---------- Material to process

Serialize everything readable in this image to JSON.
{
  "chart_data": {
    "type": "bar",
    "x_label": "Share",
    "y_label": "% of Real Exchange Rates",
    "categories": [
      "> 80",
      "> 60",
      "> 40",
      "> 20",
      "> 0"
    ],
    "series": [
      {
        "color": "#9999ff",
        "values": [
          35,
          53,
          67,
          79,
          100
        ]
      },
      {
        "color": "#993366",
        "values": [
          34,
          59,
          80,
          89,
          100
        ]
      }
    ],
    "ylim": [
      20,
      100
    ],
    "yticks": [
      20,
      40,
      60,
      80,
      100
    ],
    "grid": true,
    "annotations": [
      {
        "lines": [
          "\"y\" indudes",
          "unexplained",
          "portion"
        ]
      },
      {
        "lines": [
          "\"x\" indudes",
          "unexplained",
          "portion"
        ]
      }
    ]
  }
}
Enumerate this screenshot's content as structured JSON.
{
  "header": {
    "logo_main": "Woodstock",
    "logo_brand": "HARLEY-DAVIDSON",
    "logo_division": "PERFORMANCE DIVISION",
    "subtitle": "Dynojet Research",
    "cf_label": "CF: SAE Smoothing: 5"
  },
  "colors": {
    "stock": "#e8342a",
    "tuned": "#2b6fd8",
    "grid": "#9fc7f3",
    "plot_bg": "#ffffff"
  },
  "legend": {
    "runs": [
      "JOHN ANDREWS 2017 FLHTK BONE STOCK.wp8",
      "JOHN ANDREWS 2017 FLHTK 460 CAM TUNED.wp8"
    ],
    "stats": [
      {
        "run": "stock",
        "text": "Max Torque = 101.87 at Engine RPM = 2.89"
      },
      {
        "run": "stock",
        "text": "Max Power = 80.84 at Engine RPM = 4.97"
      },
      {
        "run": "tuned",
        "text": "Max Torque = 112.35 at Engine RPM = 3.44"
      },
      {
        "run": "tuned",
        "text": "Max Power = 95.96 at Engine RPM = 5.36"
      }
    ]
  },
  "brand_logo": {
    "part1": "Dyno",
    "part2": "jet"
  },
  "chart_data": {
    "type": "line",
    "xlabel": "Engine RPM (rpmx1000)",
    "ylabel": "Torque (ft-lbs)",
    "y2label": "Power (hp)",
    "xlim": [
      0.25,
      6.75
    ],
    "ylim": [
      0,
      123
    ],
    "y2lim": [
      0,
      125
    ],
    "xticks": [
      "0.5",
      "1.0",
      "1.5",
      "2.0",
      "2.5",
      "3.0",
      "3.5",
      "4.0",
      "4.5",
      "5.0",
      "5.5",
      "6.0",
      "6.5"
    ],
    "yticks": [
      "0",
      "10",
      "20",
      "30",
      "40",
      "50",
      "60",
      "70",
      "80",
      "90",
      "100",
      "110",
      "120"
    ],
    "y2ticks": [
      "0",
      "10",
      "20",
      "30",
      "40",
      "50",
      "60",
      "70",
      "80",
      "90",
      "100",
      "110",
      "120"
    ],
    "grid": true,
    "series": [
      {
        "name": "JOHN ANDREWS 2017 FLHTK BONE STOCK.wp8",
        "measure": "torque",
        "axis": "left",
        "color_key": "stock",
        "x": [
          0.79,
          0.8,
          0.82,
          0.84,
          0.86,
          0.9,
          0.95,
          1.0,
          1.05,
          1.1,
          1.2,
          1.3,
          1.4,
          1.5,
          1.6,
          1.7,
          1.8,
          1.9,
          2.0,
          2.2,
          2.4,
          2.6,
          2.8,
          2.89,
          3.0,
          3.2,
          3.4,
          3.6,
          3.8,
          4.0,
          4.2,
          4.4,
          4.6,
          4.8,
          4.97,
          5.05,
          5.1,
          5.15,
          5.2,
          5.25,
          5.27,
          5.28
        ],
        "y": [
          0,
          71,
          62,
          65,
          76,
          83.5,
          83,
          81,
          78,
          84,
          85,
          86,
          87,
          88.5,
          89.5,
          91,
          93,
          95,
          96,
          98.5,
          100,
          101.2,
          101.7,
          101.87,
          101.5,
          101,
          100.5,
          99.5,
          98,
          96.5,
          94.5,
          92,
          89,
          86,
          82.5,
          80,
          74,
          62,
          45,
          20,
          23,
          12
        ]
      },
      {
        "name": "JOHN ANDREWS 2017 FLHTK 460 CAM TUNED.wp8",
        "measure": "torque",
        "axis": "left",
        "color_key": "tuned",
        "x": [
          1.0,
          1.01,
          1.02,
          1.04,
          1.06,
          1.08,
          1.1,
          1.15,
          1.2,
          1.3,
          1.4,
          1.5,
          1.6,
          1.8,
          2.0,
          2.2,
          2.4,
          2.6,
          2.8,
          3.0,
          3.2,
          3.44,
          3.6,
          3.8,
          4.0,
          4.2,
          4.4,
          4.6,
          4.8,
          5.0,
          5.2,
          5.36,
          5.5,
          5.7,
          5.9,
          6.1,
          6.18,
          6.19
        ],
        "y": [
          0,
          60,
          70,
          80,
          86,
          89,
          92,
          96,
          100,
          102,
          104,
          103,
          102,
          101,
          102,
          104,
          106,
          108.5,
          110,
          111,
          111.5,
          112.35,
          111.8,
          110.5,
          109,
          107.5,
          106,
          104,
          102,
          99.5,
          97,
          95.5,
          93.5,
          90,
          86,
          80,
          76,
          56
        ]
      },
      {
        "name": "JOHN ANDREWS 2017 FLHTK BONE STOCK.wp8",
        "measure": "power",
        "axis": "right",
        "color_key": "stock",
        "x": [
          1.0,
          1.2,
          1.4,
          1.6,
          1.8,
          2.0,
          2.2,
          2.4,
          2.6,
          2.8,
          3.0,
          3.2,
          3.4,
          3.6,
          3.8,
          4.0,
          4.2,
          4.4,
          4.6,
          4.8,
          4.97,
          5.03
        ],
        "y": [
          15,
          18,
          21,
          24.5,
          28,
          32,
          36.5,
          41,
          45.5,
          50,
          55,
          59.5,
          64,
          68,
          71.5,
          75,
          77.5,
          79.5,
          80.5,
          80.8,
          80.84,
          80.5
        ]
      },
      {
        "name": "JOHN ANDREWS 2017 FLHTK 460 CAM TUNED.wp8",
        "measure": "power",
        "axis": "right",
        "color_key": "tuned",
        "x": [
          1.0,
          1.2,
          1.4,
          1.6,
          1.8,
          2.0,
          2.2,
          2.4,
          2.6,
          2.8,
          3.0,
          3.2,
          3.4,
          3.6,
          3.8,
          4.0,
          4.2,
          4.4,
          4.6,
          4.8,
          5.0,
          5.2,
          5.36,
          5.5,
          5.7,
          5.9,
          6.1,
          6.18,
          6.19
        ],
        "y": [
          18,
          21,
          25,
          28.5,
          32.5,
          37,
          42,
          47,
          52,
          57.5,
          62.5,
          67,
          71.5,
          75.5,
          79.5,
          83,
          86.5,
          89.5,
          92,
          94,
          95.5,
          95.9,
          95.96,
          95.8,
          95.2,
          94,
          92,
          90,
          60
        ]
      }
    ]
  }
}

--------------------

Exercise objective »
Repeat the records above exactly, from the first line to the last.

Worked solution »
Serialize everything readable in this image to JSON.
{
  "chart_data": {
    "type": "bar",
    "x_label": "Share",
    "y_label": "% of Real Exchange Rates",
    "categories": [
      "> 80",
      "> 60",
      "> 40",
      "> 20",
      "> 0"
    ],
    "series": [
      {
        "color": "#9999ff",
        "values": [
          35,
          53,
          67,
          79,
          100
        ]
      },
      {
        "color": "#993366",
        "values": [
          34,
          59,
          80,
          89,
          100
        ]
      }
    ],
    "ylim": [
      20,
      100
    ],
    "yticks": [
      20,
      40,
      60,
      80,
      100
    ],
    "grid": true,
    "annotations": [
      {
        "lines": [
          "\"y\" indudes",
          "unexplained",
          "portion"
        ]
      },
      {
        "lines": [
          "\"x\" indudes",
          "unexplained",
          "portion"
        ]
      }
    ]
  }
}
Enumerate this screenshot's content as structured JSON.
{
  "header": {
    "logo_main": "Woodstock",
    "logo_brand": "HARLEY-DAVIDSON",
    "logo_division": "PERFORMANCE DIVISION",
    "subtitle": "Dynojet Research",
    "cf_label": "CF: SAE Smoothing: 5"
  },
  "colors": {
    "stock": "#e8342a",
    "tuned": "#2b6fd8",
    "grid": "#9fc7f3",
    "plot_bg": "#ffffff"
  },
  "legend": {
    "runs": [
      "JOHN ANDREWS 2017 FLHTK BONE STOCK.wp8",
      "JOHN ANDREWS 2017 FLHTK 460 CAM TUNED.wp8"
    ],
    "stats": [
      {
        "run": "stock",
        "text": "Max Torque = 101.87 at Engine RPM = 2.89"
      },
      {
        "run": "stock",
        "text": "Max Power = 80.84 at Engine RPM = 4.97"
      },
      {
        "run": "tuned",
        "text": "Max Torque = 112.35 at Engine RPM = 3.44"
      },
      {
        "run": "tuned",
        "text": "Max Power = 95.96 at Engine RPM = 5.36"
      }
    ]
  },
  "brand_logo": {
    "part1": "Dyno",
    "part2": "jet"
  },
  "chart_data": {
    "type": "line",
    "xlabel": "Engine RPM (rpmx1000)",
    "ylabel": "Torque (ft-lbs)",
    "y2label": "Power (hp)",
    "xlim": [
      0.25,
      6.75
    ],
    "ylim": [
      0,
      123
    ],
    "y2lim": [
      0,
      125
    ],
    "xticks": [
      "0.5",
      "1.0",
      "1.5",
      "2.0",
      "2.5",
      "3.0",
      "3.5",
      "4.0",
      "4.5",
      "5.0",
      "5.5",
      "6.0",
      "6.5"
    ],
    "yticks": [
      "0",
      "10",
      "20",
      "30",
      "40",
      "50",
      "60",
      "70",
      "80",
      "90",
      "100",
      "110",
      "120"
    ],
    "y2ticks": [
      "0",
      "10",
      "20",
      "30",
      "40",
      "50",
      "60",
      "70",
      "80",
      "90",
      "100",
      "110",
      "120"
    ],
    "grid": true,
    "series": [
      {
        "name": "JOHN ANDREWS 2017 FLHTK BONE STOCK.wp8",
        "measure": "torque",
        "axis": "left",
        "color_key": "stock",
        "x": [
          0.79,
          0.8,
          0.82,
          0.84,
          0.86,
          0.9,
          0.95,
          1.0,
          1.05,
          1.1,
          1.2,
          1.3,
          1.4,
          1.5,
          1.6,
          1.7,
          1.8,
          1.9,
          2.0,
          2.2,
          2.4,
          2.6,
          2.8,
          2.89,
          3.0,
          3.2,
          3.4,
          3.6,
          3.8,
          4.0,
          4.2,
          4.4,
          4.6,
          4.8,
          4.97,
          5.05,
          5.1,
          5.15,
          5.2,
          5.25,
          5.27,
          5.28
        ],
        "y": [
          0,
          71,
          62,
          65,
          76,
          83.5,
          83,
          81,
          78,
          84,
          85,
          86,
          87,
          88.5,
          89.5,
          91,
          93,
          95,
          96,
          98.5,
          100,
          101.2,
          101.7,
          101.87,
          101.5,
          101,
          100.5,
          99.5,
          98,
          96.5,
          94.5,
          92,
          89,
          86,
          82.5,
          80,
          74,
          62,
          45,
          20,
          23,
          12
        ]
      },
      {
        "name": "JOHN ANDREWS 2017 FLHTK 460 CAM TUNED.wp8",
        "measure": "torque",
        "axis": "left",
        "color_key": "tuned",
        "x": [
          1.0,
          1.01,
          1.02,
          1.04,
          1.06,
          1.08,
          1.1,
          1.15,
          1.2,
          1.3,
          1.4,
          1.5,
          1.6,
          1.8,
          2.0,
          2.2,
          2.4,
          2.6,
          2.8,
          3.0,
          3.2,
          3.44,
          3.6,
          3.8,
          4.0,
          4.2,
          4.4,
          4.6,
          4.8,
          5.0,
          5.2,
          5.36,
          5.5,
          5.7,
          5.9,
          6.1,
          6.18,
          6.19
        ],
        "y": [
          0,
          60,
          70,
          80,
          86,
          89,
          92,
          96,
          100,
          102,
          104,
          103,
          102,
          101,
          102,
          104,
          106,
          108.5,
          110,
          111,
          111.5,
          112.35,
          111.8,
          110.5,
          109,
          107.5,
          106,
          104,
          102,
          99.5,
          97,
          95.5,
          93.5,
          90,
          86,
          80,
          76,
          56
        ]
      },
      {
        "name": "JOHN ANDREWS 2017 FLHTK BONE STOCK.wp8",
        "measure": "power",
        "axis": "right",
        "color_key": "stock",
        "x": [
          1.0,
          1.2,
          1.4,
          1.6,
          1.8,
          2.0,
          2.2,
          2.4,
          2.6,
          2.8,
          3.0,
          3.2,
          3.4,
          3.6,
          3.8,
          4.0,
          4.2,
          4.4,
          4.6,
          4.8,
          4.97,
          5.03
        ],
        "y": [
          15,
          18,
          21,
          24.5,
          28,
          32,
          36.5,
          41,
          45.5,
          50,
          55,
          59.5,
          64,
          68,
          71.5,
          75,
          77.5,
          79.5,
          80.5,
          80.8,
          80.84,
          80.5
        ]
      },
      {
        "name": "JOHN ANDREWS 2017 FLHTK 460 CAM TUNED.wp8",
        "measure": "power",
        "axis": "right",
        "color_key": "tuned",
        "x": [
          1.0,
          1.2,
          1.4,
          1.6,
          1.8,
          2.0,
          2.2,
          2.4,
          2.6,
          2.8,
          3.0,
          3.2,
          3.4,
          3.6,
          3.8,
          4.0,
          4.2,
          4.4,
          4.6,
          4.8,
          5.0,
          5.2,
          5.36,
          5.5,
          5.7,
          5.9,
          6.1,
          6.18,
          6.19
        ],
        "y": [
          18,
          21,
          25,
          28.5,
          32.5,
          37,
          42,
          47,
          52,
          57.5,
          62.5,
          67,
          71.5,
          75.5,
          79.5,
          83,
          86.5,
          89.5,
          92,
          94,
          95.5,
          95.9,
          95.96,
          95.8,
          95.2,
          94,
          92,
          90,
          60
        ]
      }
    ]
  }
}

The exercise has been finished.